### Problem details
Write out the data below in full. Keep it exact.

Data items

________

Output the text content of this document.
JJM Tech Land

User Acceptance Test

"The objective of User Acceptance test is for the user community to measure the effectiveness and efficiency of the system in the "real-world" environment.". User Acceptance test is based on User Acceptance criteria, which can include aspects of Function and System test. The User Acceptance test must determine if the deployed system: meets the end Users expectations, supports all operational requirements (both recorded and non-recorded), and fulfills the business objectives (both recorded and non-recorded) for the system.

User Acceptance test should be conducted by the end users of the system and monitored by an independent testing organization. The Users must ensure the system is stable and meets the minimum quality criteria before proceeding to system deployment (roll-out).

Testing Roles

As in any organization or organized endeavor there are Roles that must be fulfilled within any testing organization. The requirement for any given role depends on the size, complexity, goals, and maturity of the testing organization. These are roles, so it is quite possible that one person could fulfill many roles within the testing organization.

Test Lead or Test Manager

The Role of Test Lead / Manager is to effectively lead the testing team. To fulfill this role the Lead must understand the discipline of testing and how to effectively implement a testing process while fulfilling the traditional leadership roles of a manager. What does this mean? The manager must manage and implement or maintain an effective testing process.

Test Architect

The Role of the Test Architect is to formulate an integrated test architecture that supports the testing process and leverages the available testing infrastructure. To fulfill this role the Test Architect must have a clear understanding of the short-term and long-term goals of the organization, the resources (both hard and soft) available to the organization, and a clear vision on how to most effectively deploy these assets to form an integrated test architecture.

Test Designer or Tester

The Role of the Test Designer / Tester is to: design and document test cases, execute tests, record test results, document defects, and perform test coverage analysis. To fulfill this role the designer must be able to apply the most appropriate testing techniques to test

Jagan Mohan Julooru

________

### Answer to this exercise
Output the text content of this document.
JJM Tech Land

User Acceptance Test

"The objective of User Acceptance test is for the user community to measure the effectiveness and efficiency of the system in the "real-world" environment.". User Acceptance test is based on User Acceptance criteria, which can include aspects of Function and System test. The User Acceptance test must determine if the deployed system: meets the end Users expectations, supports all operational requirements (both recorded and non-recorded), and fulfills the business objectives (both recorded and non-recorded) for the system.

User Acceptance test should be conducted by the end users of the system and monitored by an independent testing organization. The Users must ensure the system is stable and meets the minimum quality criteria before proceeding to system deployment (roll-out).

Testing Roles

As in any organization or organized endeavor there are Roles that must be fulfilled within any testing organization. The requirement for any given role depends on the size, complexity, goals, and maturity of the testing organization. These are roles, so it is quite possible that one person could fulfill many roles within the testing organization.

Test Lead or Test Manager

The Role of Test Lead / Manager is to effectively lead the testing team. To fulfill this role the Lead must understand the discipline of testing and how to effectively implement a testing process while fulfilling the traditional leadership roles of a manager. What does this mean? The manager must manage and implement or maintain an effective testing process.

Test Architect

The Role of the Test Architect is to formulate an integrated test architecture that supports the testing process and leverages the available testing infrastructure. To fulfill this role the Test Architect must have a clear understanding of the short-term and long-term goals of the organization, the resources (both hard and soft) available to the organization, and a clear vision on how to most effectively deploy these assets to form an integrated test architecture.

Test Designer or Tester

The Role of the Test Designer / Tester is to: design and document test cases, execute tests, record test results, document defects, and perform test coverage analysis. To fulfill this role the designer must be able to apply the most appropriate testing techniques to test

Jagan Mohan Julooru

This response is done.